# Dataset entries
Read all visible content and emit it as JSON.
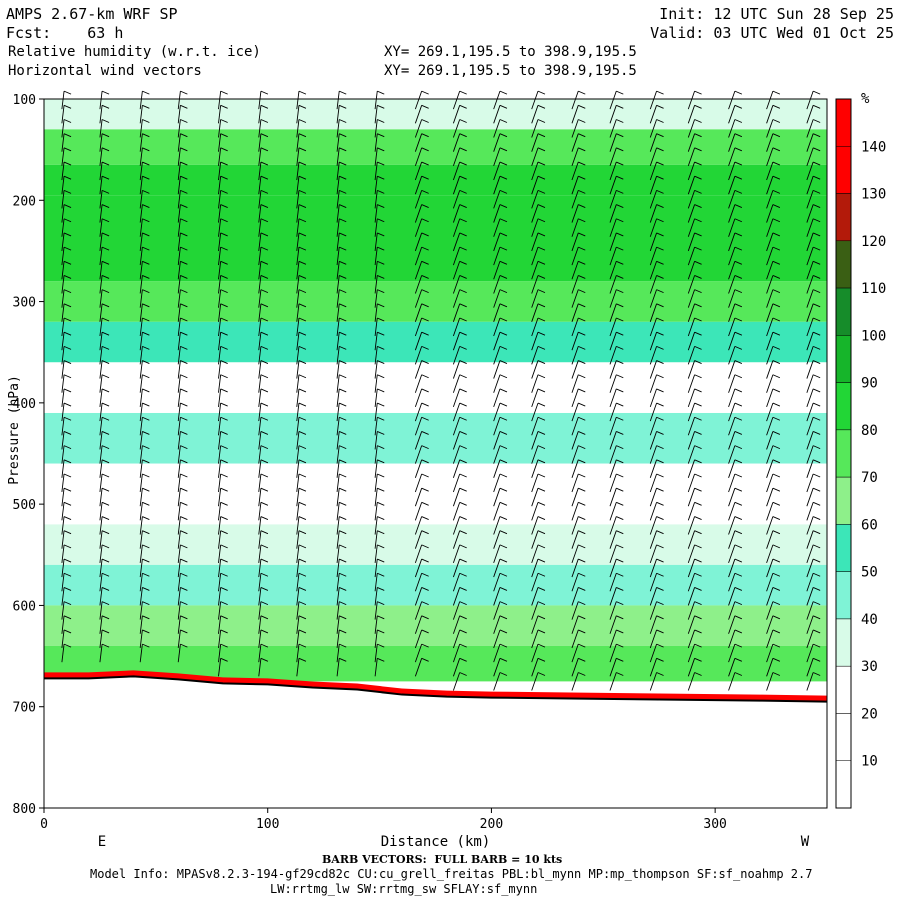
{
  "header": {
    "model": "AMPS 2.67-km WRF SP",
    "fcst": "Fcst:    63 h",
    "field1": "Relative humidity (w.r.t. ice)",
    "field2": "Horizontal wind vectors",
    "init": "Init: 12 UTC Sun 28 Sep 25",
    "valid": "Valid: 03 UTC Wed 01 Oct 25",
    "xy1": "XY= 269.1,195.5 to 398.9,195.5",
    "xy2": "XY= 269.1,195.5 to 398.9,195.5"
  },
  "footer": {
    "barb_note": "BARB VECTORS:  FULL BARB = 10 kts",
    "model_info": "Model Info: MPASv8.2.3-194-gf29cd82c CU:cu_grell_freitas PBL:bl_mynn MP:mp_thompson SF:sf_noahmp 2.7",
    "model_info2": "LW:rrtmg_lw SW:rrtmg_sw SFLAY:sf_mynn"
  },
  "chart_data": {
    "type": "heatmap",
    "title": "Relative humidity (w.r.t. ice) cross section with horizontal wind vectors",
    "xlabel": "Distance (km)",
    "ylabel": "Pressure (hPa)",
    "xlim": [
      0,
      350
    ],
    "ylim": [
      800,
      100
    ],
    "xticks": [
      0,
      100,
      200,
      300
    ],
    "yticks": [
      100,
      200,
      300,
      400,
      500,
      600,
      700,
      800
    ],
    "x_end_labels": {
      "left": "E",
      "right": "W"
    },
    "colorbar": {
      "unit": "%",
      "levels": [
        10,
        20,
        30,
        40,
        50,
        60,
        70,
        80,
        90,
        100,
        110,
        120,
        130,
        140
      ],
      "colors": [
        "#ffffff",
        "#ffffff",
        "#ffffff",
        "#d8fbe8",
        "#7ff3d6",
        "#3ce6b8",
        "#8ef08a",
        "#56e85a",
        "#22d636",
        "#16b52a",
        "#168c2a",
        "#3a5f14",
        "#b31a0a",
        "#ff0000",
        "#ff0000"
      ]
    },
    "terrain_pressure": [
      [
        0,
        672
      ],
      [
        20,
        672
      ],
      [
        40,
        670
      ],
      [
        60,
        673
      ],
      [
        80,
        677
      ],
      [
        100,
        678
      ],
      [
        120,
        681
      ],
      [
        140,
        683
      ],
      [
        160,
        688
      ],
      [
        180,
        690
      ],
      [
        200,
        691
      ],
      [
        240,
        692
      ],
      [
        280,
        693
      ],
      [
        320,
        694
      ],
      [
        350,
        695
      ]
    ],
    "rh_layers": [
      {
        "p_top": 100,
        "p_bot": 130,
        "rh": 35
      },
      {
        "p_top": 130,
        "p_bot": 165,
        "rh": 72
      },
      {
        "p_top": 165,
        "p_bot": 195,
        "rh": 82
      },
      {
        "p_top": 195,
        "p_bot": 280,
        "rh": 88
      },
      {
        "p_top": 280,
        "p_bot": 320,
        "rh": 76
      },
      {
        "p_top": 320,
        "p_bot": 360,
        "rh": 52
      },
      {
        "p_top": 360,
        "p_bot": 410,
        "rh": 22
      },
      {
        "p_top": 410,
        "p_bot": 460,
        "rh": 44
      },
      {
        "p_top": 460,
        "p_bot": 520,
        "rh": 28
      },
      {
        "p_top": 520,
        "p_bot": 560,
        "rh": 34
      },
      {
        "p_top": 560,
        "p_bot": 600,
        "rh": 48
      },
      {
        "p_top": 600,
        "p_bot": 640,
        "rh": 62
      },
      {
        "p_top": 640,
        "p_bot": 675,
        "rh": 78
      }
    ],
    "wind_barb_columns_km": [
      8,
      25,
      43,
      60,
      78,
      96,
      113,
      131,
      148,
      166,
      183,
      201,
      218,
      236,
      253,
      271,
      288,
      306,
      323,
      341
    ]
  }
}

# Work to do
Lines containing the string "humidity" are to be selected and copied.

# Output of the task
    "field1": "Relative humidity (w.r.t. ice)",
    "title": "Relative humidity (w.r.t. ice) cross section with horizontal wind vectors",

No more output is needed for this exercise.